- _JOB_: Transcribe the records below exactly, from their first line through the line that contains "prompt-user: braismoure@MBP-de-Brais xyxy=(254,354,503,373)", including both of those lines.
BEGIN
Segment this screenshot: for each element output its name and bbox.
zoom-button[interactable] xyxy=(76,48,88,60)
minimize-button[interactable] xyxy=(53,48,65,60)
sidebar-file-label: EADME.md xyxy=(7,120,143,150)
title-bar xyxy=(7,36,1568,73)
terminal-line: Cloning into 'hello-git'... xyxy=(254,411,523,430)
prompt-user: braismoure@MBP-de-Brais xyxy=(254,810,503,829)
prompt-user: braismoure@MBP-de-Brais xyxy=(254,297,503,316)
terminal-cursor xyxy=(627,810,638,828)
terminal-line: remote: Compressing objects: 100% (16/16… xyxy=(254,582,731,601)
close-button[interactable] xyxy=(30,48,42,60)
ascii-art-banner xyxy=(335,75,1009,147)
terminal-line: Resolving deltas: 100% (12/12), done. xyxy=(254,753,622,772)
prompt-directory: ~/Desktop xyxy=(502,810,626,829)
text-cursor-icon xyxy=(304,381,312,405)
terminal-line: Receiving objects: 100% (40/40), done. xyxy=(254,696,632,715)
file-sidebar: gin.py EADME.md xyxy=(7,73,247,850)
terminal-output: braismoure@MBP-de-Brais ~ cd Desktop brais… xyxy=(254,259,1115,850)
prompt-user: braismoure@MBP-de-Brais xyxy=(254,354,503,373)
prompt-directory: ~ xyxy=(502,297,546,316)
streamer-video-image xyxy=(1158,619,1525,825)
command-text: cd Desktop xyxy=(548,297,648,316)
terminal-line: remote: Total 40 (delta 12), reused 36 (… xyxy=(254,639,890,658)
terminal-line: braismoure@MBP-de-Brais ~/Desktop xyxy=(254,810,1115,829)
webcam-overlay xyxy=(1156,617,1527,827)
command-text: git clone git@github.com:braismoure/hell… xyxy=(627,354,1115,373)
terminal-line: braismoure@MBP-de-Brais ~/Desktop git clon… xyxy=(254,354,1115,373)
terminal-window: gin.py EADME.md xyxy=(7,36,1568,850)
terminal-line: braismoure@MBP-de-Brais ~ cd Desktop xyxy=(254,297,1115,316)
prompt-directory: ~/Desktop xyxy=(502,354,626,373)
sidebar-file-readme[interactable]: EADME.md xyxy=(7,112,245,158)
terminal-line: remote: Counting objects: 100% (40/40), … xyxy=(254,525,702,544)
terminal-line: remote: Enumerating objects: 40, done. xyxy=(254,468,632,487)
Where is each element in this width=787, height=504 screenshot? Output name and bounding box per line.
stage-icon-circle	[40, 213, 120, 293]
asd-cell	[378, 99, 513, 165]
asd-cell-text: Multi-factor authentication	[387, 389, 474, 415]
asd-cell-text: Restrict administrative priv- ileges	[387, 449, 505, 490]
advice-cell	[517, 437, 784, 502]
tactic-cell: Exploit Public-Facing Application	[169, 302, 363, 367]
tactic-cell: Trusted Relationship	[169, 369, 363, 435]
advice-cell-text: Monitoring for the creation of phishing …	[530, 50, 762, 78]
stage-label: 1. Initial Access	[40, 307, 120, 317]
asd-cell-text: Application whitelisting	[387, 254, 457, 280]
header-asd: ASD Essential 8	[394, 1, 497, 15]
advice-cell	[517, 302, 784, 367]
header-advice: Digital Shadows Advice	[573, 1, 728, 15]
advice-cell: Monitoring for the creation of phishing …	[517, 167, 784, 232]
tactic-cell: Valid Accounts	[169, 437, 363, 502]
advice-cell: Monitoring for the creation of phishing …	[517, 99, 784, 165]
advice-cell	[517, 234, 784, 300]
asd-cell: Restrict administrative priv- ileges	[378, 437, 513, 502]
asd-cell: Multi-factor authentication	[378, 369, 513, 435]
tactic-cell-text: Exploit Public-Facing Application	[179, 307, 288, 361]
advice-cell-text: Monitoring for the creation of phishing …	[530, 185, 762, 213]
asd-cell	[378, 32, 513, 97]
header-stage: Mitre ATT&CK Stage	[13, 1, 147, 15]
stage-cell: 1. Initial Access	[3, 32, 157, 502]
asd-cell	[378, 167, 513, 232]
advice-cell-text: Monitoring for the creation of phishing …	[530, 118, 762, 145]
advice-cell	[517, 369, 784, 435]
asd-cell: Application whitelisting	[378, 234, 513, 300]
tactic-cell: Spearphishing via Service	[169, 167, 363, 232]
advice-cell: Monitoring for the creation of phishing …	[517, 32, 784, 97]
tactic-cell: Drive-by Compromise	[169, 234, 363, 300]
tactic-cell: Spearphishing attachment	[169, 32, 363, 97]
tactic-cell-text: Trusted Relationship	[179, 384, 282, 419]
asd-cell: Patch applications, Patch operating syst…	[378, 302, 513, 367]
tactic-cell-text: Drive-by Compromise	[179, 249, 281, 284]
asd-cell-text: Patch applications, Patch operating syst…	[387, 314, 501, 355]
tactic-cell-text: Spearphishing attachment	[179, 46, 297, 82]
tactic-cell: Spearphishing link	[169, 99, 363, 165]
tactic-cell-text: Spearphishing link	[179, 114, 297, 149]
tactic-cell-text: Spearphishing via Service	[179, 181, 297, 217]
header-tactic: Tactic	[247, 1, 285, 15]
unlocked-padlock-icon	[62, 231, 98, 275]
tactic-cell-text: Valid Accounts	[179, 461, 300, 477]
END
- _SOLUTION_:
Segment this screenshot: for each element output its name and bbox.
zoom-button[interactable] xyxy=(76,48,88,60)
minimize-button[interactable] xyxy=(53,48,65,60)
sidebar-file-label: EADME.md xyxy=(7,120,143,150)
title-bar xyxy=(7,36,1568,73)
terminal-line: Cloning into 'hello-git'... xyxy=(254,411,523,430)
prompt-user: braismoure@MBP-de-Brais xyxy=(254,810,503,829)
prompt-user: braismoure@MBP-de-Brais xyxy=(254,297,503,316)
terminal-cursor xyxy=(627,810,638,828)
terminal-line: remote: Compressing objects: 100% (16/16… xyxy=(254,582,731,601)
close-button[interactable] xyxy=(30,48,42,60)
ascii-art-banner xyxy=(335,75,1009,147)
terminal-line: Resolving deltas: 100% (12/12), done. xyxy=(254,753,622,772)
prompt-directory: ~/Desktop xyxy=(502,810,626,829)
text-cursor-icon xyxy=(304,381,312,405)
terminal-line: Receiving objects: 100% (40/40), done. xyxy=(254,696,632,715)
file-sidebar: gin.py EADME.md xyxy=(7,73,247,850)
terminal-output: braismoure@MBP-de-Brais ~ cd Desktop brais… xyxy=(254,259,1115,850)
prompt-user: braismoure@MBP-de-Brais xyxy=(254,354,503,373)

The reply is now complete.